* Exercise aim *
Every line below should be copied exactly; drop the pictures.

* Input data *
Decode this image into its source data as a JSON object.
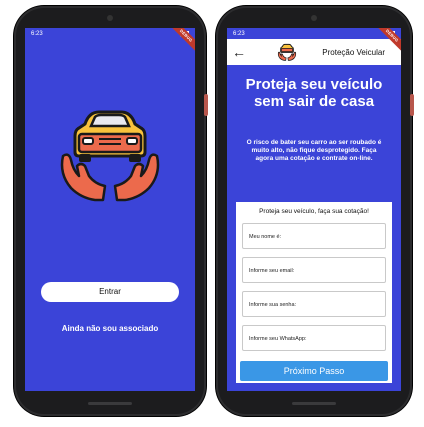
{
  "left_screen": {
    "status_time": "6:23",
    "debug_banner": "DEBUG",
    "enter_button": "Entrar",
    "associate_link": "Ainda não sou associado"
  },
  "right_screen": {
    "status_time": "6:23",
    "debug_banner": "DEBUG",
    "appbar_title": "Proteção Veicular",
    "back_icon": "arrow-left-icon",
    "hero_title": "Proteja seu veículo sem sair de casa",
    "description": "O risco de bater seu carro ao ser roubado é muito alto, não fique desprotegido. Faça agora uma cotação e contrate on-line.",
    "form_title": "Proteja seu veículo, faça sua cotação!",
    "fields": {
      "name": "Meu nome é:",
      "email": "Informe seu email:",
      "password": "Informe sua senha:",
      "whatsapp": "Informe seu WhatsApp:"
    },
    "next_button": "Próximo Passo"
  },
  "colors": {
    "screen_bg": "#3b44d8",
    "car": "#f9c23c",
    "hands": "#ec6a4c",
    "button_blue": "#3a97e6"
  }
}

* Answer *
Decode this image into its source data as a JSON object.
{
  "left_screen": {
    "status_time": "6:23",
    "debug_banner": "DEBUG",
    "enter_button": "Entrar",
    "associate_link": "Ainda não sou associado"
  },
  "right_screen": {
    "status_time": "6:23",
    "debug_banner": "DEBUG",
    "appbar_title": "Proteção Veicular",
    "back_icon": "arrow-left-icon",
    "hero_title": "Proteja seu veículo sem sair de casa",
    "description": "O risco de bater seu carro ao ser roubado é muito alto, não fique desprotegido. Faça agora uma cotação e contrate on-line.",
    "form_title": "Proteja seu veículo, faça sua cotação!",
    "fields": {
      "name": "Meu nome é:",
      "email": "Informe seu email:",
      "password": "Informe sua senha:",
      "whatsapp": "Informe seu WhatsApp:"
    },
    "next_button": "Próximo Passo"
  },
  "colors": {
    "screen_bg": "#3b44d8",
    "car": "#f9c23c",
    "hands": "#ec6a4c",
    "button_blue": "#3a97e6"
  }
}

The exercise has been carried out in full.